___ RECORDS ___

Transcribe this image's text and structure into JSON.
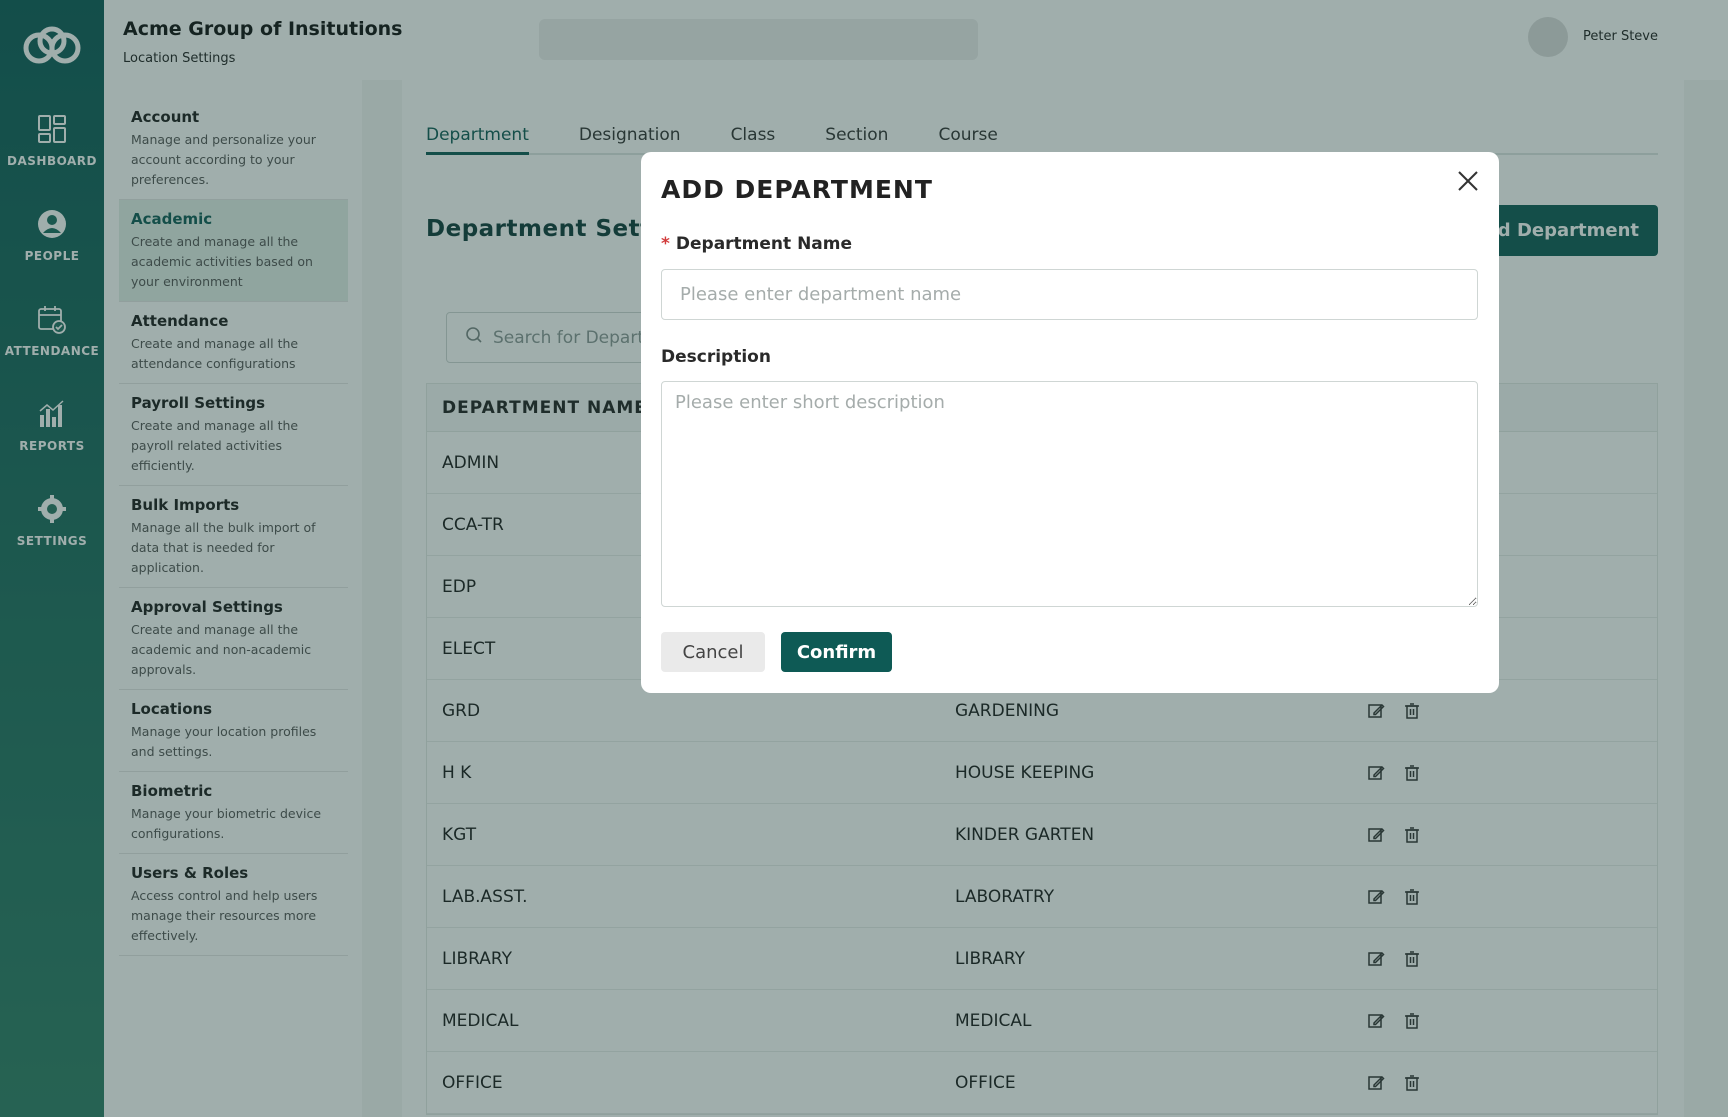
{
  "header": {
    "org_title": "Acme Group of Insitutions",
    "org_subtitle": "Location Settings",
    "user_name": "Peter Steve"
  },
  "rail": {
    "items": [
      {
        "label": "DASHBOARD",
        "icon": "dashboard-icon"
      },
      {
        "label": "PEOPLE",
        "icon": "person-icon"
      },
      {
        "label": "ATTENDANCE",
        "icon": "calendar-check-icon"
      },
      {
        "label": "REPORTS",
        "icon": "bar-chart-icon"
      },
      {
        "label": "SETTINGS",
        "icon": "gear-icon"
      }
    ]
  },
  "settings_menu": {
    "items": [
      {
        "title": "Account",
        "desc": "Manage and personalize your account according to your preferences."
      },
      {
        "title": "Academic",
        "desc": "Create and manage all the academic activities based on your environment"
      },
      {
        "title": "Attendance",
        "desc": "Create and manage all the attendance configurations"
      },
      {
        "title": "Payroll Settings",
        "desc": "Create and manage all the payroll related activities efficiently."
      },
      {
        "title": "Bulk Imports",
        "desc": "Manage all the bulk import of data that is needed for application."
      },
      {
        "title": "Approval Settings",
        "desc": "Create and manage all the academic and non-academic approvals."
      },
      {
        "title": "Locations",
        "desc": "Manage your location profiles and settings."
      },
      {
        "title": "Biometric",
        "desc": "Manage your biometric device configurations."
      },
      {
        "title": "Users & Roles",
        "desc": "Access control and help users manage their resources more effectively."
      }
    ]
  },
  "main": {
    "tabs": [
      "Department",
      "Designation",
      "Class",
      "Section",
      "Course"
    ],
    "heading": "Department Settings",
    "add_button": "Add Department",
    "search_placeholder": "Search for Department",
    "table": {
      "header": "DEPARTMENT NAME",
      "rows": [
        {
          "code": "ADMIN",
          "name": ""
        },
        {
          "code": "CCA-TR",
          "name": ""
        },
        {
          "code": "EDP",
          "name": ""
        },
        {
          "code": "ELECT",
          "name": ""
        },
        {
          "code": "GRD",
          "name": "GARDENING"
        },
        {
          "code": "H K",
          "name": "HOUSE KEEPING"
        },
        {
          "code": "KGT",
          "name": "KINDER GARTEN"
        },
        {
          "code": "LAB.ASST.",
          "name": "LABORATRY"
        },
        {
          "code": "LIBRARY",
          "name": "LIBRARY"
        },
        {
          "code": "MEDICAL",
          "name": "MEDICAL"
        },
        {
          "code": "OFFICE",
          "name": "OFFICE"
        }
      ]
    }
  },
  "modal": {
    "title": "ADD DEPARTMENT",
    "name_label": "Department Name",
    "required_mark": "*",
    "name_placeholder": "Please enter department name",
    "desc_label": "Description",
    "desc_placeholder": "Please enter short description",
    "cancel_label": "Cancel",
    "confirm_label": "Confirm"
  },
  "colors": {
    "brand": "#0e5a55",
    "rail_top": "#0d5a57",
    "rail_bottom": "#2e7d66",
    "required": "#d23c3c"
  }
}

___

## CHALLENGE
Copy all of the entries verbatim, leaving out any pictures they contain.

## EXERCISE OUTPUT
Transcribe this image's text and structure into JSON.
{
  "header": {
    "org_title": "Acme Group of Insitutions",
    "org_subtitle": "Location Settings",
    "user_name": "Peter Steve"
  },
  "rail": {
    "items": [
      {
        "label": "DASHBOARD",
        "icon": "dashboard-icon"
      },
      {
        "label": "PEOPLE",
        "icon": "person-icon"
      },
      {
        "label": "ATTENDANCE",
        "icon": "calendar-check-icon"
      },
      {
        "label": "REPORTS",
        "icon": "bar-chart-icon"
      },
      {
        "label": "SETTINGS",
        "icon": "gear-icon"
      }
    ]
  },
  "settings_menu": {
    "items": [
      {
        "title": "Account",
        "desc": "Manage and personalize your account according to your preferences."
      },
      {
        "title": "Academic",
        "desc": "Create and manage all the academic activities based on your environment"
      },
      {
        "title": "Attendance",
        "desc": "Create and manage all the attendance configurations"
      },
      {
        "title": "Payroll Settings",
        "desc": "Create and manage all the payroll related activities efficiently."
      },
      {
        "title": "Bulk Imports",
        "desc": "Manage all the bulk import of data that is needed for application."
      },
      {
        "title": "Approval Settings",
        "desc": "Create and manage all the academic and non-academic approvals."
      },
      {
        "title": "Locations",
        "desc": "Manage your location profiles and settings."
      },
      {
        "title": "Biometric",
        "desc": "Manage your biometric device configurations."
      },
      {
        "title": "Users & Roles",
        "desc": "Access control and help users manage their resources more effectively."
      }
    ]
  },
  "main": {
    "tabs": [
      "Department",
      "Designation",
      "Class",
      "Section",
      "Course"
    ],
    "heading": "Department Settings",
    "add_button": "Add Department",
    "search_placeholder": "Search for Department",
    "table": {
      "header": "DEPARTMENT NAME",
      "rows": [
        {
          "code": "ADMIN",
          "name": ""
        },
        {
          "code": "CCA-TR",
          "name": ""
        },
        {
          "code": "EDP",
          "name": ""
        },
        {
          "code": "ELECT",
          "name": ""
        },
        {
          "code": "GRD",
          "name": "GARDENING"
        },
        {
          "code": "H K",
          "name": "HOUSE KEEPING"
        },
        {
          "code": "KGT",
          "name": "KINDER GARTEN"
        },
        {
          "code": "LAB.ASST.",
          "name": "LABORATRY"
        },
        {
          "code": "LIBRARY",
          "name": "LIBRARY"
        },
        {
          "code": "MEDICAL",
          "name": "MEDICAL"
        },
        {
          "code": "OFFICE",
          "name": "OFFICE"
        }
      ]
    }
  },
  "modal": {
    "title": "ADD DEPARTMENT",
    "name_label": "Department Name",
    "required_mark": "*",
    "name_placeholder": "Please enter department name",
    "desc_label": "Description",
    "desc_placeholder": "Please enter short description",
    "cancel_label": "Cancel",
    "confirm_label": "Confirm"
  },
  "colors": {
    "brand": "#0e5a55",
    "rail_top": "#0d5a57",
    "rail_bottom": "#2e7d66",
    "required": "#d23c3c"
  }
}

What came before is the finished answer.